- **Data supplied**:
* * * * *

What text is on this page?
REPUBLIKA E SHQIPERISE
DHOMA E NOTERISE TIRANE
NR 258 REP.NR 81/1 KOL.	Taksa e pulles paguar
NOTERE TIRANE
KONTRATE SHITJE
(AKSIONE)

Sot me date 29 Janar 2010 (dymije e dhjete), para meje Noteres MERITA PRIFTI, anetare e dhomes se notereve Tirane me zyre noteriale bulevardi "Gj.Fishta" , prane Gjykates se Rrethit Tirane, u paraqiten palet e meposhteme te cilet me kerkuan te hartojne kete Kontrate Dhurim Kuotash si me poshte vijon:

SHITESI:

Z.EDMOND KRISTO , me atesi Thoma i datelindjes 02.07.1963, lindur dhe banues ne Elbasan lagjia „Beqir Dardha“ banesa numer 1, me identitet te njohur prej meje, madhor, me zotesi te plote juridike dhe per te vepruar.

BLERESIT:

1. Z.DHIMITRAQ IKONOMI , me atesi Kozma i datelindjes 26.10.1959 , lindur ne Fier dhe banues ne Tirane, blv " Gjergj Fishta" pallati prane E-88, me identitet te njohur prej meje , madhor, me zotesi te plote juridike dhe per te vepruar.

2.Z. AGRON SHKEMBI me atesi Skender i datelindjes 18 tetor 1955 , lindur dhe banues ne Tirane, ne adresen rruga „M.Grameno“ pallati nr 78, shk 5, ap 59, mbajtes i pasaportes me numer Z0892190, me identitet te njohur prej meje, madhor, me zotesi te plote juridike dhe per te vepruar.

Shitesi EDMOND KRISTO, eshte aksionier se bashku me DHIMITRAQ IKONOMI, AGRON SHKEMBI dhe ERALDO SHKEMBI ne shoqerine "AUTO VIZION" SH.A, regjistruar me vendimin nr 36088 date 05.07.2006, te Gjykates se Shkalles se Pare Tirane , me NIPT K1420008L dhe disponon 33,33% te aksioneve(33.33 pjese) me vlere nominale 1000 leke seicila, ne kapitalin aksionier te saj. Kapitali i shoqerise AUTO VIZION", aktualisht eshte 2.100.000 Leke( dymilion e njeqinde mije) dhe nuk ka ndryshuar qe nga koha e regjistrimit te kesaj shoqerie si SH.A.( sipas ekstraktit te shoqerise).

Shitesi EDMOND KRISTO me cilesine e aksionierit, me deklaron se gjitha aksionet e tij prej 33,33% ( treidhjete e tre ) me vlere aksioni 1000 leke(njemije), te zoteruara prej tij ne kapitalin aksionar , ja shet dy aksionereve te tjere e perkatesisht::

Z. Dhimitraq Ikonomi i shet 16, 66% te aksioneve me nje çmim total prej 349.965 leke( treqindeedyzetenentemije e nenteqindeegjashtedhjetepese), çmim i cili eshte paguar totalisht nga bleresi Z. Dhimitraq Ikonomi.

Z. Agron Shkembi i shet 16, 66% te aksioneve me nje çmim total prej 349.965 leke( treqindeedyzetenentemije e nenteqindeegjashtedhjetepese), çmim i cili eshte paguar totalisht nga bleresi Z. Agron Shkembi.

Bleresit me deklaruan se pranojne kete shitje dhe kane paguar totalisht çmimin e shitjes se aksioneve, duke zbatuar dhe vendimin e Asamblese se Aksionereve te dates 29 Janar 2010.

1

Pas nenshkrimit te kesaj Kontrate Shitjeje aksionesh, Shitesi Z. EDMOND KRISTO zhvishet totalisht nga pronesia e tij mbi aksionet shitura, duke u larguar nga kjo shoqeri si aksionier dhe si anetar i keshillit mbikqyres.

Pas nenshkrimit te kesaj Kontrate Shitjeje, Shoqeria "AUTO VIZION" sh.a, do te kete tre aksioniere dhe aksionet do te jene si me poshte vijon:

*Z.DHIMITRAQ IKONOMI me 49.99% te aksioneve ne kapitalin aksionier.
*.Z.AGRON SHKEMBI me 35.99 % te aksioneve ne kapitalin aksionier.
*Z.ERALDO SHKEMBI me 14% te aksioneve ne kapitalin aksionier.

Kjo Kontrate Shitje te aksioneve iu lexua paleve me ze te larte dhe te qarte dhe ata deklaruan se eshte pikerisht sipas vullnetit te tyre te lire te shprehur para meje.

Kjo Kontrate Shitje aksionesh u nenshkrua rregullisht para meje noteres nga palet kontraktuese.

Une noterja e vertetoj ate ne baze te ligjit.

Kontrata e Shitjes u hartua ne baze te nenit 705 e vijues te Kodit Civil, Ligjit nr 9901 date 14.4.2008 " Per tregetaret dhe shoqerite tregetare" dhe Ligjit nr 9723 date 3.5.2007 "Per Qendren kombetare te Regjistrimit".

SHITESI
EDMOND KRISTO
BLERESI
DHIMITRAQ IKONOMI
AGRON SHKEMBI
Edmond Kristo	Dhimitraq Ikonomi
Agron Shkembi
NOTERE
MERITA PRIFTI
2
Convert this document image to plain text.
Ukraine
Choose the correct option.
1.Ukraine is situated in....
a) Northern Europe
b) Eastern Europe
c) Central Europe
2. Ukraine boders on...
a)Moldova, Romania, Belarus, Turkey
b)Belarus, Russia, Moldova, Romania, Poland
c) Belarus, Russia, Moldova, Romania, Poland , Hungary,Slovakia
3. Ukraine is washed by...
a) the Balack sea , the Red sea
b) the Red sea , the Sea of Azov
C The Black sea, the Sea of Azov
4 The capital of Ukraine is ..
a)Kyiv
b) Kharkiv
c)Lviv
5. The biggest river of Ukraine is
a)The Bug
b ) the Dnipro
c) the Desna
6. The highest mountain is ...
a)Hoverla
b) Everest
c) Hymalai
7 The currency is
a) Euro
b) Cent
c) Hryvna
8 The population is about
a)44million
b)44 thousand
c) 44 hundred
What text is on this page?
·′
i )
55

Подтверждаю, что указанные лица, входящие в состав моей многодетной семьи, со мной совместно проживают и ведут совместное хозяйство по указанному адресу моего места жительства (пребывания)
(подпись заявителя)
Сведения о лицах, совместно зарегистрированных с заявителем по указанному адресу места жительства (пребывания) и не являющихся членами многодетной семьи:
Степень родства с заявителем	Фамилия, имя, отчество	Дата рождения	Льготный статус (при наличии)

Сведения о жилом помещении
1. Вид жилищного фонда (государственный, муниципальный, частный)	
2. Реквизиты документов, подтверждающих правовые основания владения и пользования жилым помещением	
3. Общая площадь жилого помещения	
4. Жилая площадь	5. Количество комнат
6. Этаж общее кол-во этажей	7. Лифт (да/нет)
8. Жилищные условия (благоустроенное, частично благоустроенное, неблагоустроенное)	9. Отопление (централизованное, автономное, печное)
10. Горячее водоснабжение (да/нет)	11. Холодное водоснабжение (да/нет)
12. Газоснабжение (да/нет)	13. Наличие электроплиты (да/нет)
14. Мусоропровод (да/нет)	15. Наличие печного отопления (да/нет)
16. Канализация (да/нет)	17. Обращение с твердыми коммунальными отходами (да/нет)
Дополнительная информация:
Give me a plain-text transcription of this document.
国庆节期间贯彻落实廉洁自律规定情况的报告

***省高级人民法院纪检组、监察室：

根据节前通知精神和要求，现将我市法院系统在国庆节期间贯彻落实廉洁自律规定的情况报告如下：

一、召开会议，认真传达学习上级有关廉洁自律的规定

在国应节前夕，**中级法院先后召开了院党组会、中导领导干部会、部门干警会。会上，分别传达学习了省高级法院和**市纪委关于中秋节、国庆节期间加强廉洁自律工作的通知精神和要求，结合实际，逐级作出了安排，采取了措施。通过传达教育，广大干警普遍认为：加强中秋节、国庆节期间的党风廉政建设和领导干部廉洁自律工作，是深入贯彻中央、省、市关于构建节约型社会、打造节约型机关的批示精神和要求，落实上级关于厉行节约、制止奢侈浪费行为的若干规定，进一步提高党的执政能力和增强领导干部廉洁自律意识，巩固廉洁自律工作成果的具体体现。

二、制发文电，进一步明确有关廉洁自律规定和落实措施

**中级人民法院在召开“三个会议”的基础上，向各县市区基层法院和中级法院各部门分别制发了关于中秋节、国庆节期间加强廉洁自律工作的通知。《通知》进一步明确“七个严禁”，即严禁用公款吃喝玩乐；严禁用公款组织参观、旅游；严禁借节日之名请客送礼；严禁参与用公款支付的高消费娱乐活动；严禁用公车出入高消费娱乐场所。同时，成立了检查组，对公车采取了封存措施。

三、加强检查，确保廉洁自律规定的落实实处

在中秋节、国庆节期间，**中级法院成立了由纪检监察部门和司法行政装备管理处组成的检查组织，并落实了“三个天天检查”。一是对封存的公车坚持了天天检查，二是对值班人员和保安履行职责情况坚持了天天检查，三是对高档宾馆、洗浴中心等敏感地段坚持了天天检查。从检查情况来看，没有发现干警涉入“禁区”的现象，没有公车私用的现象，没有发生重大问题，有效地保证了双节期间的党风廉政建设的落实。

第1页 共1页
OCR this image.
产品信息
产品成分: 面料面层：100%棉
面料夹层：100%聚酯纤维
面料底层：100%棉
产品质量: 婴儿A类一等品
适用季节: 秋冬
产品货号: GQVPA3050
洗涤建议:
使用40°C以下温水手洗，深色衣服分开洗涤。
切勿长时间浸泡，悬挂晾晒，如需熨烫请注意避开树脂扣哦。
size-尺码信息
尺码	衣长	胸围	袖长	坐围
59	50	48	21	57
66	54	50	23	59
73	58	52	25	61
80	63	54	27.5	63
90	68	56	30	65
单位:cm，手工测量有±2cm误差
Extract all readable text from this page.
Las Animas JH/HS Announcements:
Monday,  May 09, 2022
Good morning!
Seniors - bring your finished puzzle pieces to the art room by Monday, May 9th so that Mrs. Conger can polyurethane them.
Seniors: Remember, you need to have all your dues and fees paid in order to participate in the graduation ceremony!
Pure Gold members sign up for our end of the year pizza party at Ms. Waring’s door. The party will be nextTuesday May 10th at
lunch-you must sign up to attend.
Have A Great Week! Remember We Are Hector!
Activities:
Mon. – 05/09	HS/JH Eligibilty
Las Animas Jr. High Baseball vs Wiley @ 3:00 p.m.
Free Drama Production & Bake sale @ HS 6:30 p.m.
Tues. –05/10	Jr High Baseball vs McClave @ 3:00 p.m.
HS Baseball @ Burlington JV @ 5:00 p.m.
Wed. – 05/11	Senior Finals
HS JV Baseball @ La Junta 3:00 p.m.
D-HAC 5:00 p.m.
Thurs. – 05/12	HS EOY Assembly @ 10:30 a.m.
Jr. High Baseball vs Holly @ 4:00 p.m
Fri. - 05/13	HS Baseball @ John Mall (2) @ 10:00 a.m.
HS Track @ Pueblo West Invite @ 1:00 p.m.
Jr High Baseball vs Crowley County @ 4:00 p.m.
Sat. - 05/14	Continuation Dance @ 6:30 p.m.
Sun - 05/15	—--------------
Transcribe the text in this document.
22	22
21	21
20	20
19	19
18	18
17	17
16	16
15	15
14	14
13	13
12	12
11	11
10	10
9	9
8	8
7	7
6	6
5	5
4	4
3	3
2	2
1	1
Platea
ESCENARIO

* * * * *

- **Task**: From the line holding "Extract all readable text from this page." down to the final line above, quote every line exactly and only those lines.

- **Task answer**:
Extract all readable text from this page.
Las Animas JH/HS Announcements:
Monday,  May 09, 2022
Good morning!
Seniors - bring your finished puzzle pieces to the art room by Monday, May 9th so that Mrs. Conger can polyurethane them.
Seniors: Remember, you need to have all your dues and fees paid in order to participate in the graduation ceremony!
Pure Gold members sign up for our end of the year pizza party at Ms. Waring’s door. The party will be nextTuesday May 10th at
lunch-you must sign up to attend.
Have A Great Week! Remember We Are Hector!
Activities:
Mon. – 05/09	HS/JH Eligibilty
Las Animas Jr. High Baseball vs Wiley @ 3:00 p.m.
Free Drama Production & Bake sale @ HS 6:30 p.m.
Tues. –05/10	Jr High Baseball vs McClave @ 3:00 p.m.
HS Baseball @ Burlington JV @ 5:00 p.m.
Wed. – 05/11	Senior Finals
HS JV Baseball @ La Junta 3:00 p.m.
D-HAC 5:00 p.m.
Thurs. – 05/12	HS EOY Assembly @ 10:30 a.m.
Jr. High Baseball vs Holly @ 4:00 p.m
Fri. - 05/13	HS Baseball @ John Mall (2) @ 10:00 a.m.
HS Track @ Pueblo West Invite @ 1:00 p.m.
Jr High Baseball vs Crowley County @ 4:00 p.m.
Sat. - 05/14	Continuation Dance @ 6:30 p.m.
Sun - 05/15	—--------------
Transcribe the text in this document.
22	22
21	21
20	20
19	19
18	18
17	17
16	16
15	15
14	14
13	13
12	12
11	11
10	10
9	9
8	8
7	7
6	6
5	5
4	4
3	3
2	2
1	1
Platea
ESCENARIO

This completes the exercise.